Data extracted from a collection:
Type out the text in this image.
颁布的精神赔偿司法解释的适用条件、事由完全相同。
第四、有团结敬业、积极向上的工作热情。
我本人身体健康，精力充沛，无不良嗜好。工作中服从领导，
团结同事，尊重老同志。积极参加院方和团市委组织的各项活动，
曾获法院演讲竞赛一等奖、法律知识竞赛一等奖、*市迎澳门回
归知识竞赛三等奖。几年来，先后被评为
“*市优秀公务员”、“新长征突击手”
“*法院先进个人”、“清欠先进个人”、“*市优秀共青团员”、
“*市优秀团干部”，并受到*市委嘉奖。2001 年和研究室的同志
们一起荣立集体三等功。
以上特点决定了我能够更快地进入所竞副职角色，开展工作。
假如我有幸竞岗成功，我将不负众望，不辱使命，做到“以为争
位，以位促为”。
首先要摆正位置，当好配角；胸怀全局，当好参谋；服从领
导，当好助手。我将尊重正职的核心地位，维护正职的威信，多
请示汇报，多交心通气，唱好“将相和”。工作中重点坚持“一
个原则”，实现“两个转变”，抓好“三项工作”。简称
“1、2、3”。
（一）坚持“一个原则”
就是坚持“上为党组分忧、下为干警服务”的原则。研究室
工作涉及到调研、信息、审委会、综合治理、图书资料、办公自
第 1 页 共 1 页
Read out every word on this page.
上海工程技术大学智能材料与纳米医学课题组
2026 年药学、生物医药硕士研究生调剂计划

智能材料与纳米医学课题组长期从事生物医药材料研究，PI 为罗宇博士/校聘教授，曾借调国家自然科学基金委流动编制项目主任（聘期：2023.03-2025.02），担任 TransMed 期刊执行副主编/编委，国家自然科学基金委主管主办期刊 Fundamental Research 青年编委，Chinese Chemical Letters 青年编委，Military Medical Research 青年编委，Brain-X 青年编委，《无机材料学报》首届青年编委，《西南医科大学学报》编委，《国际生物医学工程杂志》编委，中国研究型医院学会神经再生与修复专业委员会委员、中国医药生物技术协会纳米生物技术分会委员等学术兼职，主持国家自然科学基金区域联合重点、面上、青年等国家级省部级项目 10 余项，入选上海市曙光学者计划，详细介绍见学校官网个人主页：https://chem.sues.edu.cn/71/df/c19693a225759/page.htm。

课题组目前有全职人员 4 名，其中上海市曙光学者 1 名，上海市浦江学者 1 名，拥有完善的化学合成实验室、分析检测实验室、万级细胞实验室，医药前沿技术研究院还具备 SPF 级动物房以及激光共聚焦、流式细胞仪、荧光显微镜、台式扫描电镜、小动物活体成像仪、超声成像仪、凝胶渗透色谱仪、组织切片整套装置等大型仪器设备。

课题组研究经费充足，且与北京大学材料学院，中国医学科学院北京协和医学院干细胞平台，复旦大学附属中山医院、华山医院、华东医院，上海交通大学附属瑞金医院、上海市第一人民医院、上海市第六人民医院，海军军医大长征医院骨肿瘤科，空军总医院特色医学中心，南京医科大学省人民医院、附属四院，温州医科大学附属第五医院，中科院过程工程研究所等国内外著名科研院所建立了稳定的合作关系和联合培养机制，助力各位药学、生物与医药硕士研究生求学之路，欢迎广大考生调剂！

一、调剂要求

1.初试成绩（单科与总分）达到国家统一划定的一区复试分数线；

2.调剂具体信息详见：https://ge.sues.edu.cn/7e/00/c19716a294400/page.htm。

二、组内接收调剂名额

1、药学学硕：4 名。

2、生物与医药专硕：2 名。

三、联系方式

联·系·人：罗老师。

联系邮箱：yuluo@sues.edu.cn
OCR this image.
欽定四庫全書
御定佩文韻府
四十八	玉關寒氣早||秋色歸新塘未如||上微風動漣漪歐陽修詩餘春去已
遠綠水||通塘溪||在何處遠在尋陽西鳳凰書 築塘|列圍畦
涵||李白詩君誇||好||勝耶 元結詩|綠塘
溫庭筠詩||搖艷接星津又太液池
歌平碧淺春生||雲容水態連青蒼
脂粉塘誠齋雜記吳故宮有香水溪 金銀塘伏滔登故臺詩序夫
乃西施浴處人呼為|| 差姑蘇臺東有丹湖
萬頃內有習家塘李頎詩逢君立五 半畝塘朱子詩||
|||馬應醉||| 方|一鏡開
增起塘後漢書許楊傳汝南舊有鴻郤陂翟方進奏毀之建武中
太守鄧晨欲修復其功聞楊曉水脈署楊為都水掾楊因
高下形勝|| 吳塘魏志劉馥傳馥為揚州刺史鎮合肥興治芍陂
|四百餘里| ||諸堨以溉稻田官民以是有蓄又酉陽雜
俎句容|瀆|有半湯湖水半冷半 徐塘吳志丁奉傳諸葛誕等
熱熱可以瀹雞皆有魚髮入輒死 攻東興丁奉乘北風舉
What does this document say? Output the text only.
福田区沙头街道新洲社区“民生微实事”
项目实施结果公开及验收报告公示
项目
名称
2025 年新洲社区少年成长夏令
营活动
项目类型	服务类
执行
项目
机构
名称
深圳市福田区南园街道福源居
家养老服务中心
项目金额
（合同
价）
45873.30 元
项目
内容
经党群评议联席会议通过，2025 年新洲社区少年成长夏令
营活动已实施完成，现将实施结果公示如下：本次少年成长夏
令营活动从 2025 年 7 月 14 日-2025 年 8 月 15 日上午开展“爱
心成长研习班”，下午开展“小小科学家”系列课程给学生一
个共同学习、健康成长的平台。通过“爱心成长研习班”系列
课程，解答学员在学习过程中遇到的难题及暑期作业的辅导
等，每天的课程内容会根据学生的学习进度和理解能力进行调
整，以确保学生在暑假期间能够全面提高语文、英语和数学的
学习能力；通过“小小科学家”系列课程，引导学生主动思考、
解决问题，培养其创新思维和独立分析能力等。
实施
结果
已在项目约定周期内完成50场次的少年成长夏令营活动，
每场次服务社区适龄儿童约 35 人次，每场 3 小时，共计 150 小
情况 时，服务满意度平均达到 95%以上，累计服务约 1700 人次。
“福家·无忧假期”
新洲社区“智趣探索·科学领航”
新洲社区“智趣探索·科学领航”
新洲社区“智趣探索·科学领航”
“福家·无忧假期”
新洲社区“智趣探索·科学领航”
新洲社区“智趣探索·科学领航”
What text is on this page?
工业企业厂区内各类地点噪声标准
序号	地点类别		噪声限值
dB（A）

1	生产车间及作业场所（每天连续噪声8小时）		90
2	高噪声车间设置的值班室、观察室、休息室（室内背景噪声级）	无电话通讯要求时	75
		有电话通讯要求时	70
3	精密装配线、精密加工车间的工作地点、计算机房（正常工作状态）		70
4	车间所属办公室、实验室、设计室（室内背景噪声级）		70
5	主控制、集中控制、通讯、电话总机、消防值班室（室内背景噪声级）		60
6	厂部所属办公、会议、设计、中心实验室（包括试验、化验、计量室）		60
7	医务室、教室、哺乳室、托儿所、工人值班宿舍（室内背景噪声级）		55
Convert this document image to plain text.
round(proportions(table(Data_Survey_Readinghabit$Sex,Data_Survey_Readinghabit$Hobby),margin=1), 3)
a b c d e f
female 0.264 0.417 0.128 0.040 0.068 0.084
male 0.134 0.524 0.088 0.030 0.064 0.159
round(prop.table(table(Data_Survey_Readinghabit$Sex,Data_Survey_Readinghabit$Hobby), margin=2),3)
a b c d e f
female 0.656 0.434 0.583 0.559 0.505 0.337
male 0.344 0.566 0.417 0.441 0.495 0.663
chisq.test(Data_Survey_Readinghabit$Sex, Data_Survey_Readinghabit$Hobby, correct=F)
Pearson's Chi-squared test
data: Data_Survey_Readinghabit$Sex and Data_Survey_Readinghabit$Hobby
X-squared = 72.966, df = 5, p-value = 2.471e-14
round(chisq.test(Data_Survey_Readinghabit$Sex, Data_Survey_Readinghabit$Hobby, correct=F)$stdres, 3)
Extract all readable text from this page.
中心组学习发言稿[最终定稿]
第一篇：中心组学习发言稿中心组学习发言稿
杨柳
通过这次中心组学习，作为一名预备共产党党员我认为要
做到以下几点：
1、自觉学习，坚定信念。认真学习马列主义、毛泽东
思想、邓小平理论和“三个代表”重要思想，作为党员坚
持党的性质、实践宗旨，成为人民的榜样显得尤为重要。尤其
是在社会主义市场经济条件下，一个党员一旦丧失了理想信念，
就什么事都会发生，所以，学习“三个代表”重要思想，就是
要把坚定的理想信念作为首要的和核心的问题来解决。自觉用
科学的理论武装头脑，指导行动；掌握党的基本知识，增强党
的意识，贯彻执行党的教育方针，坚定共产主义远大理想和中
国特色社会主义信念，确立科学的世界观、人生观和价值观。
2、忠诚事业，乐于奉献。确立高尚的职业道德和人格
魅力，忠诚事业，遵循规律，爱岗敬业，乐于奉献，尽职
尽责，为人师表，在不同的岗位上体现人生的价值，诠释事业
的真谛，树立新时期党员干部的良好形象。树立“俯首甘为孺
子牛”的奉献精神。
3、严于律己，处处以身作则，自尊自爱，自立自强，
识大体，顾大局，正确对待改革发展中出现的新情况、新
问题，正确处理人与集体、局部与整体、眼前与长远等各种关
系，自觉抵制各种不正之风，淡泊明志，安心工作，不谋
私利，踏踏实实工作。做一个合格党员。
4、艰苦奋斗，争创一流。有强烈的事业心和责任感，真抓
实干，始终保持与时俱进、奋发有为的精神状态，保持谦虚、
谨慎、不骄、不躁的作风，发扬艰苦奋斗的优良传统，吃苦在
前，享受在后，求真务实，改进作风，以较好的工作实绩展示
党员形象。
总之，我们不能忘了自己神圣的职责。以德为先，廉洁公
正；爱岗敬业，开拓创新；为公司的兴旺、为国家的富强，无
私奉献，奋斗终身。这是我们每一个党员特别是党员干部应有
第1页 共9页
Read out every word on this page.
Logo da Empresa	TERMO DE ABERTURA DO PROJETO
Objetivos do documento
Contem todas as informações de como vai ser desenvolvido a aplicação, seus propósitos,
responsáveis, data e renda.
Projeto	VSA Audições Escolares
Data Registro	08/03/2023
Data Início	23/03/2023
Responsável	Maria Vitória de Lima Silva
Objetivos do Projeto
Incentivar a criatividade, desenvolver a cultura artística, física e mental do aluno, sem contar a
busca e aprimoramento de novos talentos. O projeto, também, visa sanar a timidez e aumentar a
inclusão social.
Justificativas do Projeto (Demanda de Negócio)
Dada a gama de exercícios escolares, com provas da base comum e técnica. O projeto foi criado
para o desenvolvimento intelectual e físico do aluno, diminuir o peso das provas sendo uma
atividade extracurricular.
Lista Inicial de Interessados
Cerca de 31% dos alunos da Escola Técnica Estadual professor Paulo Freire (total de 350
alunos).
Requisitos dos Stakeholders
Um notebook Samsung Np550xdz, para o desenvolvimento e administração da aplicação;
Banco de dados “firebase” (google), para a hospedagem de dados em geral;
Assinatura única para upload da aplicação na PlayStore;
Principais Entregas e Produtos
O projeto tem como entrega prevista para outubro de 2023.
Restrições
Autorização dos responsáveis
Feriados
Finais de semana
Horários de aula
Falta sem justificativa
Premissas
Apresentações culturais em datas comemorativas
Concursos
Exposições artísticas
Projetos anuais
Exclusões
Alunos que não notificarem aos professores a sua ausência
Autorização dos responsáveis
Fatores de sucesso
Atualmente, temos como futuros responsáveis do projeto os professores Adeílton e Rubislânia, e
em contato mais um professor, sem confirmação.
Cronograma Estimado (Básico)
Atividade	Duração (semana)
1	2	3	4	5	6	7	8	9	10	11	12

(GIVEN PROBLEM) Return every line of the preceding records in which the word "page" appears.

(OUTPUT OF THE EXERCISE)
Read out every word on this page.
智能材料与纳米医学课题组长期从事生物医药材料研究，PI 为罗宇博士/校聘教授，曾借调国家自然科学基金委流动编制项目主任（聘期：2023.03-2025.02），担任 TransMed 期刊执行副主编/编委，国家自然科学基金委主管主办期刊 Fundamental Research 青年编委，Chinese Chemical Letters 青年编委，Military Medical Research 青年编委，Brain-X 青年编委，《无机材料学报》首届青年编委，《西南医科大学学报》编委，《国际生物医学工程杂志》编委，中国研究型医院学会神经再生与修复专业委员会委员、中国医药生物技术协会纳米生物技术分会委员等学术兼职，主持国家自然科学基金区域联合重点、面上、青年等国家级省部级项目 10 余项，入选上海市曙光学者计划，详细介绍见学校官网个人主页：https://chem.sues.edu.cn/71/df/c19693a225759/page.htm。
2.调剂具体信息详见：https://ge.sues.edu.cn/7e/00/c19716a294400/page.htm。
What text is on this page?
Extract all readable text from this page.
Read out every word on this page.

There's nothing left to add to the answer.